What you are asked to do:
Pick out all lines with the word "století" from the records that follow.

───

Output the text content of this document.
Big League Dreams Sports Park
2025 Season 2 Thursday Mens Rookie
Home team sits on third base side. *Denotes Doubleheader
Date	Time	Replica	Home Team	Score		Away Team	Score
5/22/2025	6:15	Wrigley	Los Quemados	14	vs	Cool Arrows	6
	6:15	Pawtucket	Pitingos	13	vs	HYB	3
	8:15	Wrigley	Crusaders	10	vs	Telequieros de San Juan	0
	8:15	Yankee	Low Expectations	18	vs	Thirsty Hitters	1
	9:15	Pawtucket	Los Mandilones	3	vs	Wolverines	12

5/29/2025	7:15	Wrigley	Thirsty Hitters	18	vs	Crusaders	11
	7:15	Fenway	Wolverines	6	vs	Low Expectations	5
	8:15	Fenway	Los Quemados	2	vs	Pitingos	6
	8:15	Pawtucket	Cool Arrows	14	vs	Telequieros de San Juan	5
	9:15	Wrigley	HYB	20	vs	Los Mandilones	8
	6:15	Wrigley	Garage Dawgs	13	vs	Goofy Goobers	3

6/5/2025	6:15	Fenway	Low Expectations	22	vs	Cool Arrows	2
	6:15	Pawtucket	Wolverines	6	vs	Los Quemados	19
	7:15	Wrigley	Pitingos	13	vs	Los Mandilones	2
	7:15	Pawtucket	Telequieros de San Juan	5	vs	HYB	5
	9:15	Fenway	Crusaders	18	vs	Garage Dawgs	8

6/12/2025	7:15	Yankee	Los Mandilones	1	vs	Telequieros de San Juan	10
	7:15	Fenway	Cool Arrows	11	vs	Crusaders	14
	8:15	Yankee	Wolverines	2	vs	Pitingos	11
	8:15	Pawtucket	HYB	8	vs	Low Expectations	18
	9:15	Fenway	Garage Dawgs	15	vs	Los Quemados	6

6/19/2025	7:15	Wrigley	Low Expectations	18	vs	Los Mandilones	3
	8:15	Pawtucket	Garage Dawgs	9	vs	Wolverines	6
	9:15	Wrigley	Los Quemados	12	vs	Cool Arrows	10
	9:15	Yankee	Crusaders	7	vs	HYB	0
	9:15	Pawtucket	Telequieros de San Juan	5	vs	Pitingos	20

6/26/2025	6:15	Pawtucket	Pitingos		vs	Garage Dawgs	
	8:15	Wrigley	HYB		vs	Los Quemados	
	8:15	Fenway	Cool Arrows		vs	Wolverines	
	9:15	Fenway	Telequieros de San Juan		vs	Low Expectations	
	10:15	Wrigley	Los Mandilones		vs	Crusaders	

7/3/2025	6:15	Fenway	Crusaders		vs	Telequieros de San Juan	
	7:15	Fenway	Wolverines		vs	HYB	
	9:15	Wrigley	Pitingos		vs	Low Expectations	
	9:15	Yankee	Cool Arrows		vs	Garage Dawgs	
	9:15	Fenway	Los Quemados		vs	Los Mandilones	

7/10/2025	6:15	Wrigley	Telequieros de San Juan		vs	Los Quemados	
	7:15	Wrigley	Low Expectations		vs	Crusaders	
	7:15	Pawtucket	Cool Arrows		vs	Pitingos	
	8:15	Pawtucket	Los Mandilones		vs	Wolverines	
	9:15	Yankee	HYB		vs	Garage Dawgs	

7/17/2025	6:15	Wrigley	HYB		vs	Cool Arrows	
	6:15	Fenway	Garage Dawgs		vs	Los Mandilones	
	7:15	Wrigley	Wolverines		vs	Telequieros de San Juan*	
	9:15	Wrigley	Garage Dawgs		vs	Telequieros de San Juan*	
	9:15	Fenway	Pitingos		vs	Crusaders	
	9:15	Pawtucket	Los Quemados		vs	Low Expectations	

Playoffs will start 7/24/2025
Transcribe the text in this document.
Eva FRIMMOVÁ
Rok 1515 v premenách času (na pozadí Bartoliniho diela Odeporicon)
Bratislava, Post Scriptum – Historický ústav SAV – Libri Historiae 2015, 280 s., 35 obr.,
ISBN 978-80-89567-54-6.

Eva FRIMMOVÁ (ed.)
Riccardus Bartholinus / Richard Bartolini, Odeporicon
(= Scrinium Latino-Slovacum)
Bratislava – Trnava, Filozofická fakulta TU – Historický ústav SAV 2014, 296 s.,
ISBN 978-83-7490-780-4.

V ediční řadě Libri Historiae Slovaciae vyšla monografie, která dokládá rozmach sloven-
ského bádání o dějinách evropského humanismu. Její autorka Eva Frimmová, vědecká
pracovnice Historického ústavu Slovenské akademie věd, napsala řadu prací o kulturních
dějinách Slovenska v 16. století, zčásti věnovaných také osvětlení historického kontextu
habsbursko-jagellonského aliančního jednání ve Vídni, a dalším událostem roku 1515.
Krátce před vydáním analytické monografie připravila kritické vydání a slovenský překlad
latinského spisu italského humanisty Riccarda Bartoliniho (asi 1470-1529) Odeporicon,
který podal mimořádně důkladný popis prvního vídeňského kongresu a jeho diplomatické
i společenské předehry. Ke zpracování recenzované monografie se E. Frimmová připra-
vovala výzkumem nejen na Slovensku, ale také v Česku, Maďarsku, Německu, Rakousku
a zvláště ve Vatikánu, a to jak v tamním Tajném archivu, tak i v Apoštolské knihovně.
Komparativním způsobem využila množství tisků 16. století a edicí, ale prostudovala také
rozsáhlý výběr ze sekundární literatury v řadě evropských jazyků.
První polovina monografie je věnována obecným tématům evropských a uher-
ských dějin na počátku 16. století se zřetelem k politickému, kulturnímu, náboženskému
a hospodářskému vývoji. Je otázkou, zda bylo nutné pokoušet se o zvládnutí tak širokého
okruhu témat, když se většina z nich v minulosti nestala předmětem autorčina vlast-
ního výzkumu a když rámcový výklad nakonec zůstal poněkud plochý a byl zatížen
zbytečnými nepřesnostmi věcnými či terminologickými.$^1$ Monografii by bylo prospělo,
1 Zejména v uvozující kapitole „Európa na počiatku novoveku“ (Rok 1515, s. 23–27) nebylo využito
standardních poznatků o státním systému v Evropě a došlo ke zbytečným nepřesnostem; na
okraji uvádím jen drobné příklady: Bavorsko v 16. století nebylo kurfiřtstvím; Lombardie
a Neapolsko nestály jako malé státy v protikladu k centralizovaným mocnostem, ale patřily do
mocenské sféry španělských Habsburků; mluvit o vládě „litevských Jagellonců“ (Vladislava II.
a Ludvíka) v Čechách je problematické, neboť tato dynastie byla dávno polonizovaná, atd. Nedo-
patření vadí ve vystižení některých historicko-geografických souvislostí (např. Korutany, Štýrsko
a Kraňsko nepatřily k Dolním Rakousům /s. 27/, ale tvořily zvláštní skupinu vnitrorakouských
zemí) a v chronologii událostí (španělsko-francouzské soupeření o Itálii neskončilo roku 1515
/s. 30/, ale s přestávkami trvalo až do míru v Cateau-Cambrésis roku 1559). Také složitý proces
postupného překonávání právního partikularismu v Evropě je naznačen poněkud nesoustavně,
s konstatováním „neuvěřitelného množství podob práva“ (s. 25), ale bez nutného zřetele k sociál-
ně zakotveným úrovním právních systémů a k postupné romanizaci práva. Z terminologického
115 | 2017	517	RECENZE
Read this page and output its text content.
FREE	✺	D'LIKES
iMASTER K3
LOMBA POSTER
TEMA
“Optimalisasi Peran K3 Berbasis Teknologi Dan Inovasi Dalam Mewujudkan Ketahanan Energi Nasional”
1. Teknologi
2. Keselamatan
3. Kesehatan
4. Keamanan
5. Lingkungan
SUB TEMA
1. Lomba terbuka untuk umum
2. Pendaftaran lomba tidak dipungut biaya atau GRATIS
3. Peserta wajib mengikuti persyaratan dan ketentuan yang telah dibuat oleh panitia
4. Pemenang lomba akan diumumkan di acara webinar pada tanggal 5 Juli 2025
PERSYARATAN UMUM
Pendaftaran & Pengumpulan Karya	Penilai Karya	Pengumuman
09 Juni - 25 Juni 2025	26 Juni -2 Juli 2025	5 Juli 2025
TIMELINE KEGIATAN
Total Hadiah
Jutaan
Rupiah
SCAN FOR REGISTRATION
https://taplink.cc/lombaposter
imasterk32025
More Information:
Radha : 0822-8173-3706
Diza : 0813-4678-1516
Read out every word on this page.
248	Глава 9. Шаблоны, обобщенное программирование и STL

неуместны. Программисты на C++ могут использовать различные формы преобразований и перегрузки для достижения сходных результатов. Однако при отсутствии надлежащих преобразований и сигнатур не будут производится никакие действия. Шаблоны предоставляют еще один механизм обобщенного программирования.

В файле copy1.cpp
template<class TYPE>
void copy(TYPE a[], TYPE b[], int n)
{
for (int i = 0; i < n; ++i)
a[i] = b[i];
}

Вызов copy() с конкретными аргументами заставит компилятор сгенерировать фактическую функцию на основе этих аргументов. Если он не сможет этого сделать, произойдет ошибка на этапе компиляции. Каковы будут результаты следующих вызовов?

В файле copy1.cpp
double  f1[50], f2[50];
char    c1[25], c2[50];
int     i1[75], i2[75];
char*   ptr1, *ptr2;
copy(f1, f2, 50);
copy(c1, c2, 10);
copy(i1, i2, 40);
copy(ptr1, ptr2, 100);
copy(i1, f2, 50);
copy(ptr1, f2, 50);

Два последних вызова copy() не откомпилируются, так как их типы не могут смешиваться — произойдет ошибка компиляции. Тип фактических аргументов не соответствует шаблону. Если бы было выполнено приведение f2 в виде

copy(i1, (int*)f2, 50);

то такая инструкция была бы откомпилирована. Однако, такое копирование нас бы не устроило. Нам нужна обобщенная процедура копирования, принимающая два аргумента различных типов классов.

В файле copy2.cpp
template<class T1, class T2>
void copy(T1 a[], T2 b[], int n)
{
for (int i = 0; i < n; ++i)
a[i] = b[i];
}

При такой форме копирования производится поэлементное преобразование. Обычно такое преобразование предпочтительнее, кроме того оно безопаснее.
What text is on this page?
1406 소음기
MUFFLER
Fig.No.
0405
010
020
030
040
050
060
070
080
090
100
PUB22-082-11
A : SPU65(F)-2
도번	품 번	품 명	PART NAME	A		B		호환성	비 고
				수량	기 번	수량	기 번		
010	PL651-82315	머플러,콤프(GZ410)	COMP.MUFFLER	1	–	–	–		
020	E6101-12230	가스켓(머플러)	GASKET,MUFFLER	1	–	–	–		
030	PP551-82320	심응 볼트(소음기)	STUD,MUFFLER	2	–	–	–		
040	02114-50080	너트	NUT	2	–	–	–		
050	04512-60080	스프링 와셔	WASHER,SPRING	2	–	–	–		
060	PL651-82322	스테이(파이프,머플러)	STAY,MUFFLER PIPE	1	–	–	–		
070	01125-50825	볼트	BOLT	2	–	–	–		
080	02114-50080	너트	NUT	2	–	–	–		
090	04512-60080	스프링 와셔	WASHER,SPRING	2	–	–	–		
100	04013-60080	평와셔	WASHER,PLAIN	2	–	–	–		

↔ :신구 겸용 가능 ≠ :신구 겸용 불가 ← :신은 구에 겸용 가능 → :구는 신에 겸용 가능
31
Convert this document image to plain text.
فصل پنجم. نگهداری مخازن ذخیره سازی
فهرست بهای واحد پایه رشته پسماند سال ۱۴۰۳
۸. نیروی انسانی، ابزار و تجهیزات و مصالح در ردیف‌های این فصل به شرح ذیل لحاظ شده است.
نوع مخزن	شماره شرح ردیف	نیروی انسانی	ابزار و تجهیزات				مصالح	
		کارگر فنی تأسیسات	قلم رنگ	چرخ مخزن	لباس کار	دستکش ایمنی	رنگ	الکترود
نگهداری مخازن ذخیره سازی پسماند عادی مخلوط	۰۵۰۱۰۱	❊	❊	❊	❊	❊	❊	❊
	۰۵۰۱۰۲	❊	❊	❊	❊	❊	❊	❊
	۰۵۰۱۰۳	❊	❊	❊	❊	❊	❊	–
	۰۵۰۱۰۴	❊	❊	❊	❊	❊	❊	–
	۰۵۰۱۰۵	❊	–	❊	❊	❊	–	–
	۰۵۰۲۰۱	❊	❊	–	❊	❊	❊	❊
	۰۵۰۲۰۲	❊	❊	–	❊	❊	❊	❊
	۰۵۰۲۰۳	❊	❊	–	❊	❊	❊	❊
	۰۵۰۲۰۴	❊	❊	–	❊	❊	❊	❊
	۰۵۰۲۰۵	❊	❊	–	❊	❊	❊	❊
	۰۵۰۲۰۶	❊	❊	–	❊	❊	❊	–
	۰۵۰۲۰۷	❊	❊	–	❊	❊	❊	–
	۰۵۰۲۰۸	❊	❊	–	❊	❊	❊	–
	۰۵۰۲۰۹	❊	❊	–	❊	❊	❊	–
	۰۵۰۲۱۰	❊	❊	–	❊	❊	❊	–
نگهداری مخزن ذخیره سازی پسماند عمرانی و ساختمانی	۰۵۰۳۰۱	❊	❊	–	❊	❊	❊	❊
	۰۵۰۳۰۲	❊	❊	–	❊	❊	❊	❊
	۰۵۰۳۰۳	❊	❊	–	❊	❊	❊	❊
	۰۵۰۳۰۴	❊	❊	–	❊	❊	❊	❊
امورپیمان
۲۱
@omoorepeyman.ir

───

Reply to the task:
dějinách Slovenska v 16. století, zčásti věnovaných také osvětlení historického kontextu
Komparativním způsobem využila množství tisků 16. století a edicí, ale prostudovala také
ských dějin na počátku 16. století se zřetelem k politickému, kulturnímu, náboženskému
okraji uvádím jen drobné příklady: Bavorsko v 16. století nebylo kurfiřtstvím; Lombardie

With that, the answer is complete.